Problem to work on:
Turn every line of these records into a numbered list, skipping any blank lines. Leave the pictures out of the list.

Spatial layout entries
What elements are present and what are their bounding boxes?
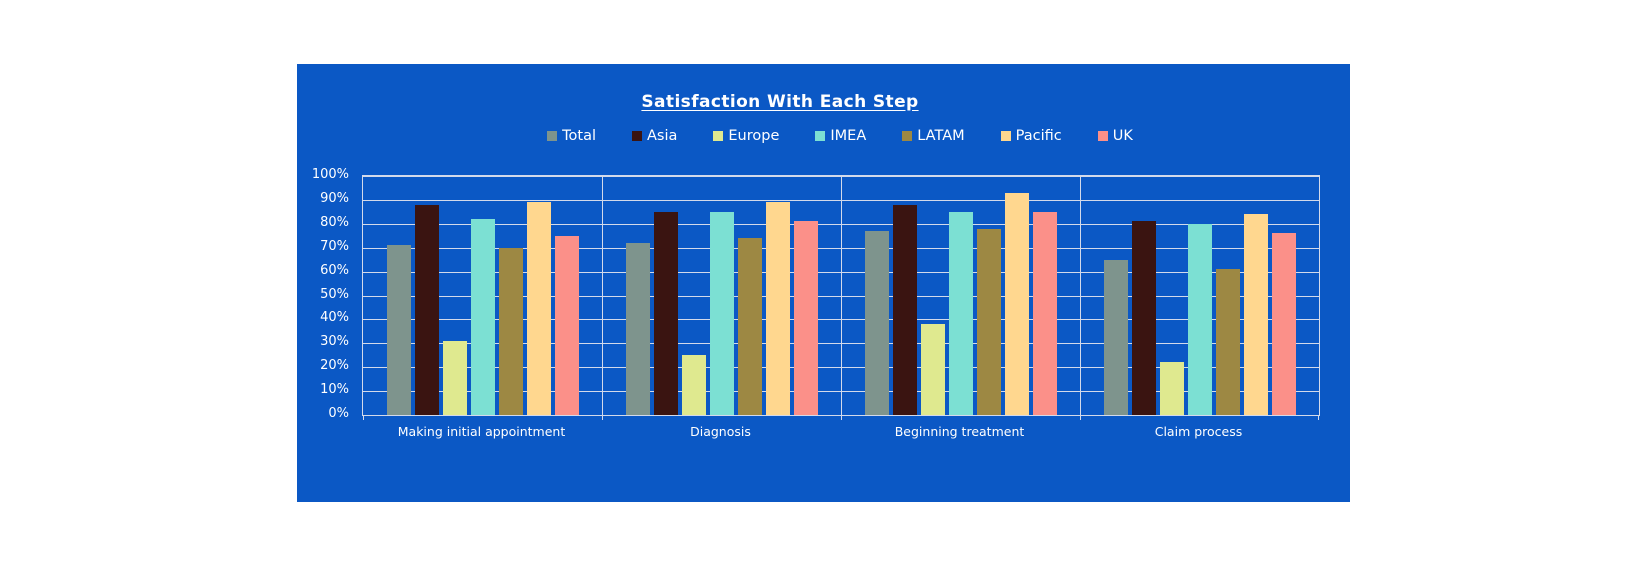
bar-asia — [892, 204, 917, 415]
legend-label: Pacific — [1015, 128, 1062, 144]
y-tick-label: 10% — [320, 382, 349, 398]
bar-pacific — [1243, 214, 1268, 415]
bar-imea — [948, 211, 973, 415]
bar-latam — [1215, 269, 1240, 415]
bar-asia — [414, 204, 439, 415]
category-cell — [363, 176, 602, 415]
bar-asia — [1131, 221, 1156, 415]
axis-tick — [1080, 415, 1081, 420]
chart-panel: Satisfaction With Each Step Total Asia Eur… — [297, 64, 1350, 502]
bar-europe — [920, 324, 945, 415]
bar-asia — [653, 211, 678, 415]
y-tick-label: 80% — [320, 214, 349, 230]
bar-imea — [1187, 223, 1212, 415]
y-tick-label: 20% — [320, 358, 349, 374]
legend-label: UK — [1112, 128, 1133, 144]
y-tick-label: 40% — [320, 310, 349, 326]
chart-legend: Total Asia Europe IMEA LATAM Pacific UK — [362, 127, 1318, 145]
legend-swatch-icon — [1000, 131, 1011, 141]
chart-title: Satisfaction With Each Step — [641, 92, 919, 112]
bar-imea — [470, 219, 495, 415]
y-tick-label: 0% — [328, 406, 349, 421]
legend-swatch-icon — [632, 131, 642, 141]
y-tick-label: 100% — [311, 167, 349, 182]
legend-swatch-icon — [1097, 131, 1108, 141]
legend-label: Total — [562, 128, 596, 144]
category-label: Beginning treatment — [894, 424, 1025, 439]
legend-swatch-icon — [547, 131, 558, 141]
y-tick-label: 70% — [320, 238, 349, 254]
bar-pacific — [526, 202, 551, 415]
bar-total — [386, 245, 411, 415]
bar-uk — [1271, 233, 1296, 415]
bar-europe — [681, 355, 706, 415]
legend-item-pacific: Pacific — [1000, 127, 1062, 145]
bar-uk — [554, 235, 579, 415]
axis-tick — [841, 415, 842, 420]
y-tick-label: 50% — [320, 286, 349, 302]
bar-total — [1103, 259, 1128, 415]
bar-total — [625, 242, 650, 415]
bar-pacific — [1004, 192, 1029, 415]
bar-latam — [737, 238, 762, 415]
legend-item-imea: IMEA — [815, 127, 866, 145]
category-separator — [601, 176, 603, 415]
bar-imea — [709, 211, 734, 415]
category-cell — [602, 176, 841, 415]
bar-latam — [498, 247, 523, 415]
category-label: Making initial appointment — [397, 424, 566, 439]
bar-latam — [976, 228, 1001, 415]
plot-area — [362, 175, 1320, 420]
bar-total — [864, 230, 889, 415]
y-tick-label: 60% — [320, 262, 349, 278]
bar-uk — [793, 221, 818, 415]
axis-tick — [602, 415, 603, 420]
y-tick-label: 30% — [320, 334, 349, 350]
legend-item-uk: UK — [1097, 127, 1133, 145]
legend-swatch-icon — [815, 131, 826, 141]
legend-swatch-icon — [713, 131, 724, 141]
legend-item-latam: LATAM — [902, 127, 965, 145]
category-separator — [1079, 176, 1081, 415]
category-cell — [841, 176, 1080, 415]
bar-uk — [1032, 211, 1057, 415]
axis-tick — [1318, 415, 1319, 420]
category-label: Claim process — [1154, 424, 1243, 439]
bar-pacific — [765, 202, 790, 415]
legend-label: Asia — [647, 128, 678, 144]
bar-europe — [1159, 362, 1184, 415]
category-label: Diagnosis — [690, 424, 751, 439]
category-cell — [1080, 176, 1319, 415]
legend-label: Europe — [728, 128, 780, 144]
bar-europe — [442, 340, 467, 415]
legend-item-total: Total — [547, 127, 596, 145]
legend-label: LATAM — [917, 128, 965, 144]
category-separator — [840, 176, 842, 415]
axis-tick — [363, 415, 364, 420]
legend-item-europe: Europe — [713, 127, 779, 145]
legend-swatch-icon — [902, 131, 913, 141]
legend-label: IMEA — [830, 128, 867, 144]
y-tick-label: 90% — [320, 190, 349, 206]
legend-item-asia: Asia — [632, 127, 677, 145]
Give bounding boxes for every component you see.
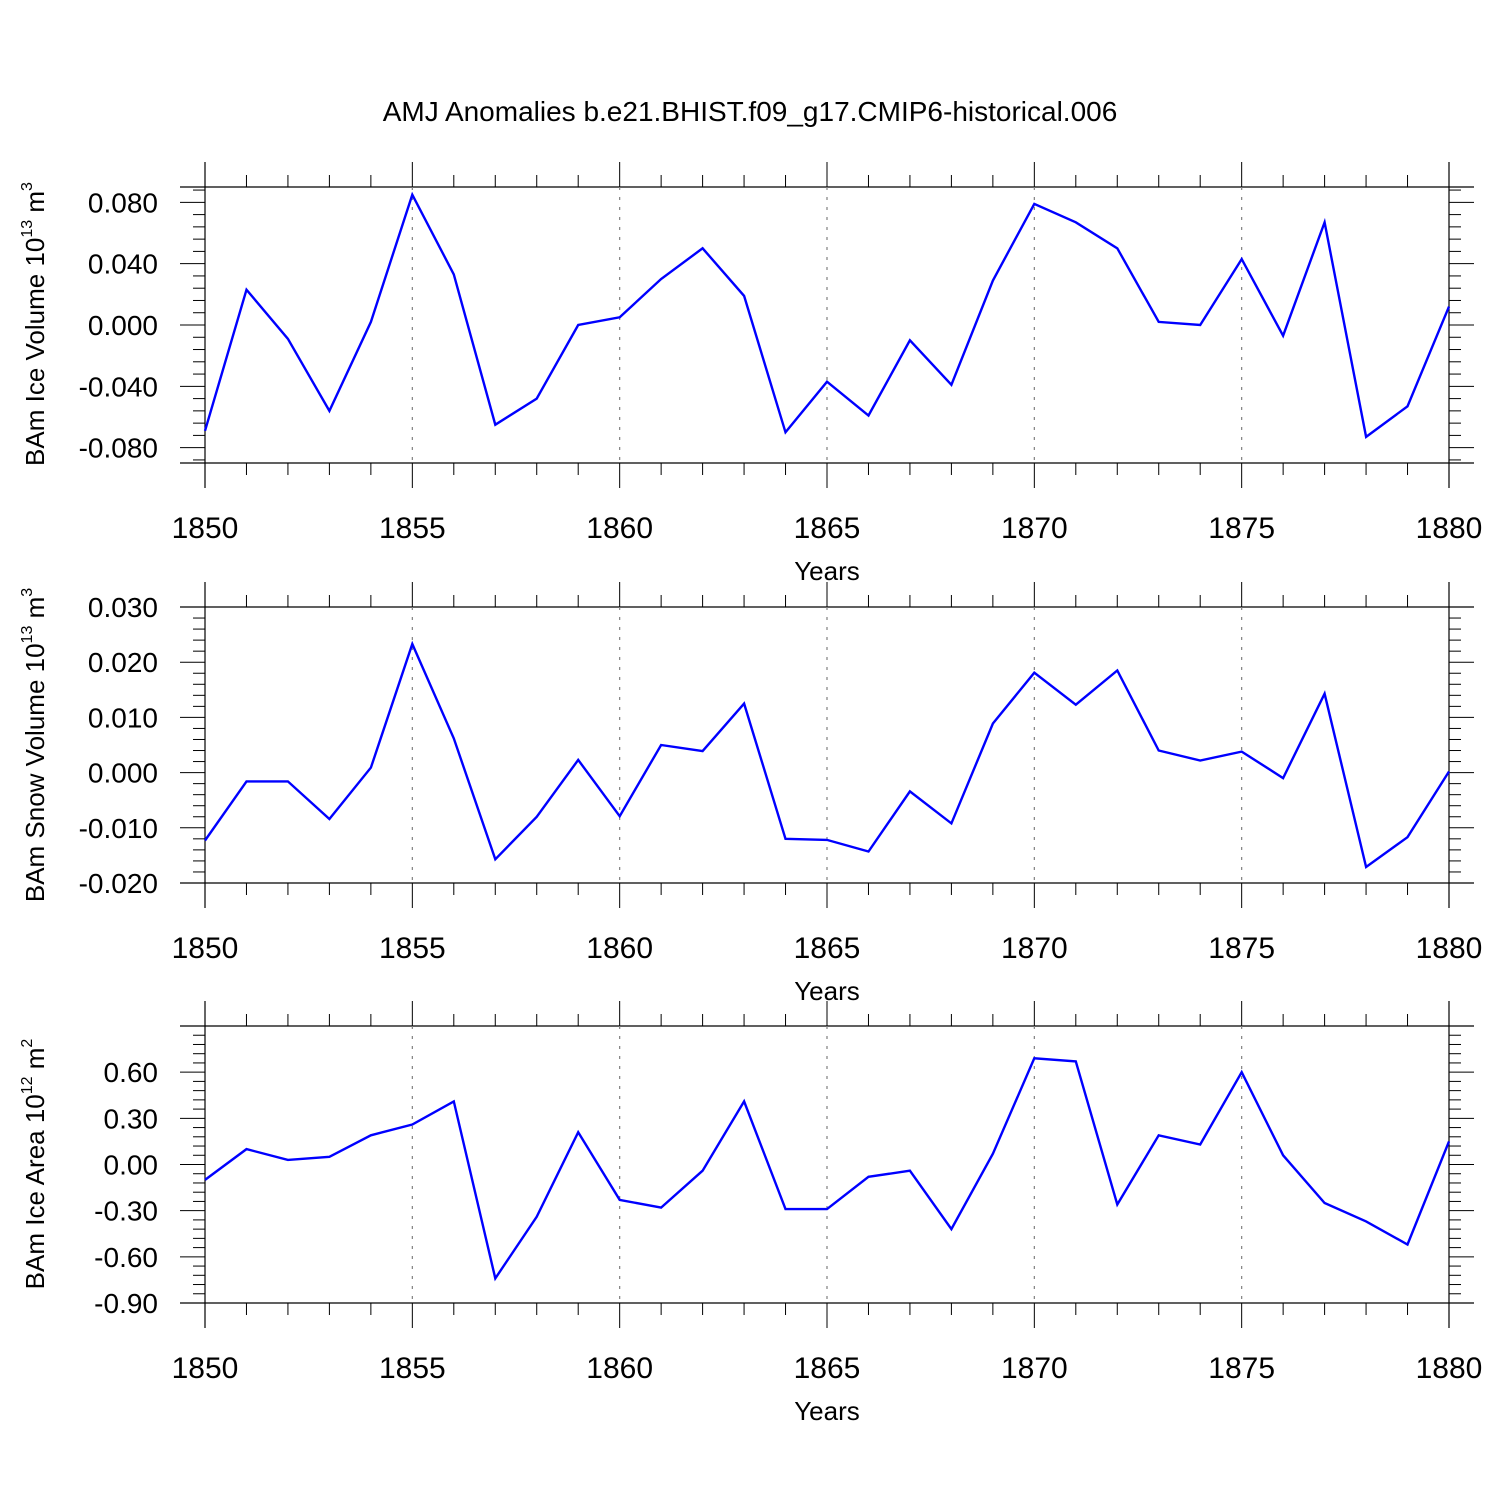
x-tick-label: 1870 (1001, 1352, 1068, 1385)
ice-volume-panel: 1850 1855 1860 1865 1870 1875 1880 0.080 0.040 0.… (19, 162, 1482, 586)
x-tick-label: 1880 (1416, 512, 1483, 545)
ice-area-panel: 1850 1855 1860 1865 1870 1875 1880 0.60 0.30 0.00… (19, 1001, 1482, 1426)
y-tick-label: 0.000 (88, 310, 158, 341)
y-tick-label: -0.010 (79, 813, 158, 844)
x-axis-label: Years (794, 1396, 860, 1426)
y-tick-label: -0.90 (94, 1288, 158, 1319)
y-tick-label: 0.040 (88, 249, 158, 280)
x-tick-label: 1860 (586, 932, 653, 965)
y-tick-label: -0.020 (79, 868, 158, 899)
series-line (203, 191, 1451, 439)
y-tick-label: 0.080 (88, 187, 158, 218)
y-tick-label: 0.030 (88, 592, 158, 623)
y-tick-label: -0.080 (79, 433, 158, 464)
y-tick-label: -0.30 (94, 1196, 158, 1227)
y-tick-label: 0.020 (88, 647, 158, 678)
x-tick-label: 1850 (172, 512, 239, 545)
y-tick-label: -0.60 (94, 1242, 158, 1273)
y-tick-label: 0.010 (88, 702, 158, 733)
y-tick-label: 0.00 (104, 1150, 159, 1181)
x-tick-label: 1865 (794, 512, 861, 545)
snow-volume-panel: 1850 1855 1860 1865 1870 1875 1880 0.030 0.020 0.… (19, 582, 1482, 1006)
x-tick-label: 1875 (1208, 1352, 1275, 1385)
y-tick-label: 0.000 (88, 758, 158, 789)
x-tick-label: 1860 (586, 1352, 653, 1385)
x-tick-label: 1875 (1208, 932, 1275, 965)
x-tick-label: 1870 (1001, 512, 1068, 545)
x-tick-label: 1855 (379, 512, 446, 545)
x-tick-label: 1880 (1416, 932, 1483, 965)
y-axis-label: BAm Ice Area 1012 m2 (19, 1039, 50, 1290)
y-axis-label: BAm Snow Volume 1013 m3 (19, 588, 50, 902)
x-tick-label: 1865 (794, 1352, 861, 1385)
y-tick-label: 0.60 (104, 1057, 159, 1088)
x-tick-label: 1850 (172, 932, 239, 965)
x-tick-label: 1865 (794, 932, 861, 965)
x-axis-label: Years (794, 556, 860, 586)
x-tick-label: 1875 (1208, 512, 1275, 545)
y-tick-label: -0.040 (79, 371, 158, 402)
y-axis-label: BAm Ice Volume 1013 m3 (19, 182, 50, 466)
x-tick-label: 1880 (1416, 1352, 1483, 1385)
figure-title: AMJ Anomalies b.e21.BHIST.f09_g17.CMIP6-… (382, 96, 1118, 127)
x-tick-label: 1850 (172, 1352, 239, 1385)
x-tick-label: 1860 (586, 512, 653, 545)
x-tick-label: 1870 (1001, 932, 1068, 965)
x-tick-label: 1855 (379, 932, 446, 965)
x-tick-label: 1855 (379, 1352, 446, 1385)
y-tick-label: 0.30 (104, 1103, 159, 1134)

Result for this task:
1. What elements are present and what are their bounding boxes?
2. bar-asia — [892, 204, 917, 415]
3. legend-label: Pacific — [1015, 128, 1062, 144]
4. y-tick-label: 10% — [320, 382, 349, 398]
5. bar-pacific — [1243, 214, 1268, 415]
6. bar-imea — [948, 211, 973, 415]
7. bar-latam — [1215, 269, 1240, 415]
8. bar-asia — [414, 204, 439, 415]
9. category-cell — [363, 176, 602, 415]
10. bar-asia — [1131, 221, 1156, 415]
11. axis-tick — [1080, 415, 1081, 420]
12. chart-panel: Satisfaction With Each Step Total Asia Eur… — [297, 64, 1350, 502]
13. bar-europe — [920, 324, 945, 415]
14. bar-asia — [653, 211, 678, 415]
15. y-tick-label: 80% — [320, 214, 349, 230]
16. bar-imea — [1187, 223, 1212, 415]
17. y-tick-label: 20% — [320, 358, 349, 374]
18. legend-label: UK — [1112, 128, 1133, 144]
19. y-tick-label: 40% — [320, 310, 349, 326]
20. chart-legend: Total Asia Europe IMEA LATAM Pacific UK — [362, 127, 1318, 145]
21. legend-swatch-icon — [1000, 131, 1011, 141]
22. chart-title: Satisfaction With Each Step — [641, 92, 919, 112]
23. bar-imea — [470, 219, 495, 415]
24. y-tick-label: 0% — [328, 406, 349, 421]
25. legend-swatch-icon — [632, 131, 642, 141]
26. y-tick-label: 100% — [311, 167, 349, 182]
27. legend-swatch-icon — [1097, 131, 1108, 141]
28. legend-label: Total — [562, 128, 596, 144]
29. category-label: Beginning treatment — [894, 424, 1025, 439]
30. legend-swatch-icon — [547, 131, 558, 141]
31. y-tick-label: 70% — [320, 238, 349, 254]
32. bar-pacific — [526, 202, 551, 415]
33. bar-total — [386, 245, 411, 415]
34. bar-uk — [1271, 233, 1296, 415]
35. bar-europe — [681, 355, 706, 415]
36. legend-item-pacific: Pacific — [1000, 127, 1062, 145]
37. bar-uk — [554, 235, 579, 415]
38. axis-tick — [841, 415, 842, 420]
39. y-tick-label: 50% — [320, 286, 349, 302]
40. bar-total — [1103, 259, 1128, 415]
41. bar-total — [625, 242, 650, 415]
42. bar-pacific — [1004, 192, 1029, 415]
43. bar-latam — [737, 238, 762, 415]
44. legend-item-imea: IMEA — [815, 127, 866, 145]
45. category-separator — [601, 176, 603, 415]
46. bar-imea — [709, 211, 734, 415]
47. category-cell — [602, 176, 841, 415]
48. bar-latam — [498, 247, 523, 415]
49. category-label: Making initial appointment — [397, 424, 566, 439]
50. bar-latam — [976, 228, 1001, 415]
51. plot-area — [362, 175, 1320, 420]
52. bar-total — [864, 230, 889, 415]
53. y-tick-label: 60% — [320, 262, 349, 278]
54. bar-uk — [793, 221, 818, 415]
55. axis-tick — [602, 415, 603, 420]
56. y-tick-label: 30% — [320, 334, 349, 350]
57. legend-item-uk: UK — [1097, 127, 1133, 145]
58. legend-swatch-icon — [815, 131, 826, 141]
59. legend-swatch-icon — [713, 131, 724, 141]
60. legend-item-latam: LATAM — [902, 127, 965, 145]
61. category-separator — [1079, 176, 1081, 415]
62. category-cell — [841, 176, 1080, 415]
63. bar-uk — [1032, 211, 1057, 415]
64. axis-tick — [1318, 415, 1319, 420]
65. category-label: Claim process — [1154, 424, 1243, 439]
66. bar-pacific — [765, 202, 790, 415]
67. legend-label: Asia — [647, 128, 678, 144]
68. bar-europe — [1159, 362, 1184, 415]
69. category-label: Diagnosis — [690, 424, 751, 439]
70. category-cell — [1080, 176, 1319, 415]
71. legend-label: Europe — [728, 128, 780, 144]
72. bar-europe — [442, 340, 467, 415]
73. legend-item-total: Total — [547, 127, 596, 145]
74. legend-label: LATAM — [917, 128, 965, 144]
75. category-separator — [840, 176, 842, 415]
76. axis-tick — [363, 415, 364, 420]
77. legend-item-europe: Europe — [713, 127, 779, 145]
78. legend-swatch-icon — [902, 131, 913, 141]
79. legend-label: IMEA — [830, 128, 867, 144]
80. y-tick-label: 90% — [320, 190, 349, 206]
81. legend-item-asia: Asia — [632, 127, 677, 145]
82. Give bounding boxes for every component you see.
83. x-tick-label: 1870 (1001, 1352, 1068, 1385)
84. ice-volume-panel: 1850 1855 1860 1865 1870 1875 1880 0.080 0.040 0.… (19, 162, 1482, 586)
85. x-tick-label: 1880 (1416, 512, 1483, 545)
86. ice-area-panel: 1850 1855 1860 1865 1870 1875 1880 0.60 0.30 0.00… (19, 1001, 1482, 1426)
87. y-tick-label: 0.000 (88, 310, 158, 341)
88. y-tick-label: -0.010 (79, 813, 158, 844)
89. x-axis-label: Years (794, 1396, 860, 1426)
90. y-tick-label: -0.90 (94, 1288, 158, 1319)
91. y-tick-label: 0.040 (88, 249, 158, 280)
92. x-tick-label: 1860 (586, 932, 653, 965)
93. y-tick-label: -0.020 (79, 868, 158, 899)
94. series-line (203, 191, 1451, 439)
95. y-tick-label: 0.080 (88, 187, 158, 218)
96. y-tick-label: 0.030 (88, 592, 158, 623)
97. y-tick-label: -0.080 (79, 433, 158, 464)
98. y-tick-label: -0.30 (94, 1196, 158, 1227)
99. y-tick-label: 0.020 (88, 647, 158, 678)
100. x-tick-label: 1850 (172, 512, 239, 545)
101. y-tick-label: -0.60 (94, 1242, 158, 1273)
102. y-tick-label: 0.010 (88, 702, 158, 733)
103. y-tick-label: 0.00 (104, 1150, 159, 1181)
104. x-tick-label: 1865 (794, 512, 861, 545)
105. snow-volume-panel: 1850 1855 1860 1865 1870 1875 1880 0.030 0.020 0.… (19, 582, 1482, 1006)
106. x-tick-label: 1875 (1208, 1352, 1275, 1385)
107. y-tick-label: 0.000 (88, 758, 158, 789)
108. x-tick-label: 1860 (586, 1352, 653, 1385)
109. x-tick-label: 1875 (1208, 932, 1275, 965)
110. x-tick-label: 1870 (1001, 512, 1068, 545)
111. x-tick-label: 1855 (379, 512, 446, 545)
112. x-tick-label: 1880 (1416, 932, 1483, 965)
113. y-axis-label: BAm Ice Area 1012 m2 (19, 1039, 50, 1290)
114. y-axis-label: BAm Snow Volume 1013 m3 (19, 588, 50, 902)
115. x-tick-label: 1865 (794, 1352, 861, 1385)
116. y-tick-label: 0.60 (104, 1057, 159, 1088)
117. x-tick-label: 1850 (172, 932, 239, 965)
118. x-tick-label: 1865 (794, 932, 861, 965)
119. x-axis-label: Years (794, 556, 860, 586)
120. x-tick-label: 1875 (1208, 512, 1275, 545)
121. y-tick-label: -0.040 (79, 371, 158, 402)
122. y-axis-label: BAm Ice Volume 1013 m3 (19, 182, 50, 466)
123. x-tick-label: 1880 (1416, 1352, 1483, 1385)
124. figure-title: AMJ Anomalies b.e21.BHIST.f09_g17.CMIP6-… (382, 96, 1118, 127)
125. x-tick-label: 1850 (172, 1352, 239, 1385)
126. x-tick-label: 1860 (586, 512, 653, 545)
127. x-tick-label: 1870 (1001, 932, 1068, 965)
128. x-tick-label: 1855 (379, 932, 446, 965)
129. x-tick-label: 1855 (379, 1352, 446, 1385)
130. y-tick-label: 0.30 (104, 1103, 159, 1134)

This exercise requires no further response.